> **Task to carry out**
Transcribe every entry word for word. Skip the pictures.

— BEGIN —

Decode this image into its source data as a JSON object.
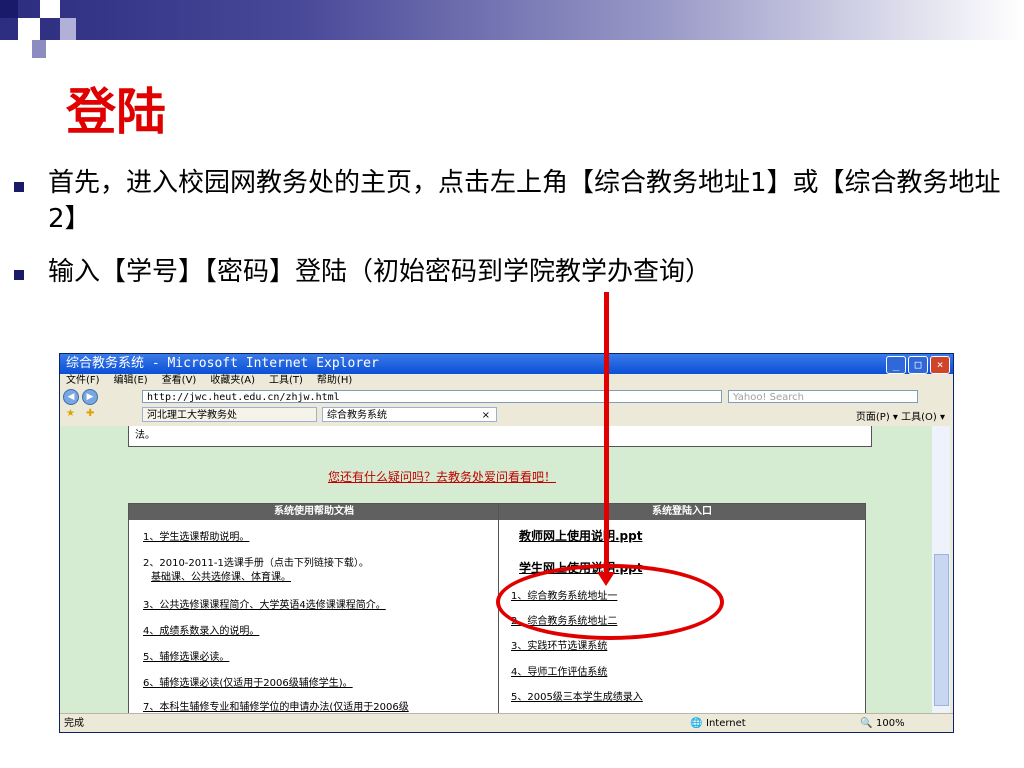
{
  "slide": {
    "title": "登陆",
    "bullets": [
      "首先，进入校园网教务处的主页，点击左上角【综合教务地址1】或【综合教务地址2】",
      "输入【学号】【密码】登陆（初始密码到学院教学办查询）"
    ]
  },
  "browser": {
    "title": "综合教务系统 - Microsoft Internet Explorer",
    "menu": [
      "文件(F)",
      "编辑(E)",
      "查看(V)",
      "收藏夹(A)",
      "工具(T)",
      "帮助(H)"
    ],
    "address": "http://jwc.heut.edu.cn/zhjw.html",
    "search_placeholder": "Yahoo! Search",
    "tabs": [
      "河北理工大学教务处",
      "综合教务系统"
    ],
    "tab_tools": "页面(P) ▾  工具(O) ▾",
    "status_left": "完成",
    "status_zone": "Internet",
    "zoom": "100%"
  },
  "page": {
    "top_text": "法。",
    "question": "您还有什么疑问吗？去教务处爱问看看吧！",
    "left_panel": {
      "heading": "系统使用帮助文档",
      "items": [
        "1、学生选课帮助说明。",
        "2、2010-2011-1选课手册（点击下列链接下载）。",
        "基础课、公共选修课、体育课。",
        "3、公共选修课课程简介、大学英语4选修课课程简介。",
        "4、成绩系数录入的说明。",
        "5、辅修选课必读。",
        "6、辅修选课必读(仅适用于2006级辅修学生)。",
        "7、本科生辅修专业和辅修学位的申请办法(仅适用于2006级"
      ]
    },
    "right_panel": {
      "heading": "系统登陆入口",
      "teacher_link": "教师网上使用说明.ppt",
      "student_link": "学生网上使用说明.ppt",
      "entries": [
        "1、综合教务系统地址一",
        "2、综合教务系统地址二",
        "3、实践环节选课系统",
        "4、导师工作评估系统",
        "5、2005级三本学生成绩录入"
      ]
    }
  },
  "colors": {
    "accent_red": "#e00000",
    "title_blue": "#0a4fd6",
    "content_green": "#d6ecd2"
  }
}
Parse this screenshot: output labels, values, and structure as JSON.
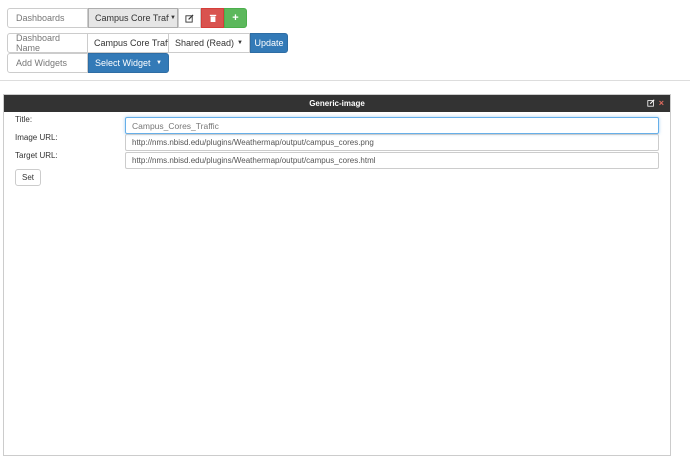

— END —

> **Exercise answer**
Decode this image into its source data as a JSON object.
{
  "slide": {
    "title": "登陆",
    "bullets": [
      "首先，进入校园网教务处的主页，点击左上角【综合教务地址1】或【综合教务地址2】",
      "输入【学号】【密码】登陆（初始密码到学院教学办查询）"
    ]
  },
  "browser": {
    "title": "综合教务系统 - Microsoft Internet Explorer",
    "menu": [
      "文件(F)",
      "编辑(E)",
      "查看(V)",
      "收藏夹(A)",
      "工具(T)",
      "帮助(H)"
    ],
    "address": "http://jwc.heut.edu.cn/zhjw.html",
    "search_placeholder": "Yahoo! Search",
    "tabs": [
      "河北理工大学教务处",
      "综合教务系统"
    ],
    "tab_tools": "页面(P) ▾  工具(O) ▾",
    "status_left": "完成",
    "status_zone": "Internet",
    "zoom": "100%"
  },
  "page": {
    "top_text": "法。",
    "question": "您还有什么疑问吗？去教务处爱问看看吧！",
    "left_panel": {
      "heading": "系统使用帮助文档",
      "items": [
        "1、学生选课帮助说明。",
        "2、2010-2011-1选课手册（点击下列链接下载）。",
        "基础课、公共选修课、体育课。",
        "3、公共选修课课程简介、大学英语4选修课课程简介。",
        "4、成绩系数录入的说明。",
        "5、辅修选课必读。",
        "6、辅修选课必读(仅适用于2006级辅修学生)。",
        "7、本科生辅修专业和辅修学位的申请办法(仅适用于2006级"
      ]
    },
    "right_panel": {
      "heading": "系统登陆入口",
      "teacher_link": "教师网上使用说明.ppt",
      "student_link": "学生网上使用说明.ppt",
      "entries": [
        "1、综合教务系统地址一",
        "2、综合教务系统地址二",
        "3、实践环节选课系统",
        "4、导师工作评估系统",
        "5、2005级三本学生成绩录入"
      ]
    }
  },
  "colors": {
    "accent_red": "#e00000",
    "title_blue": "#0a4fd6",
    "content_green": "#d6ecd2"
  }
}
Parse this screenshot: output labels, values, and structure as JSON.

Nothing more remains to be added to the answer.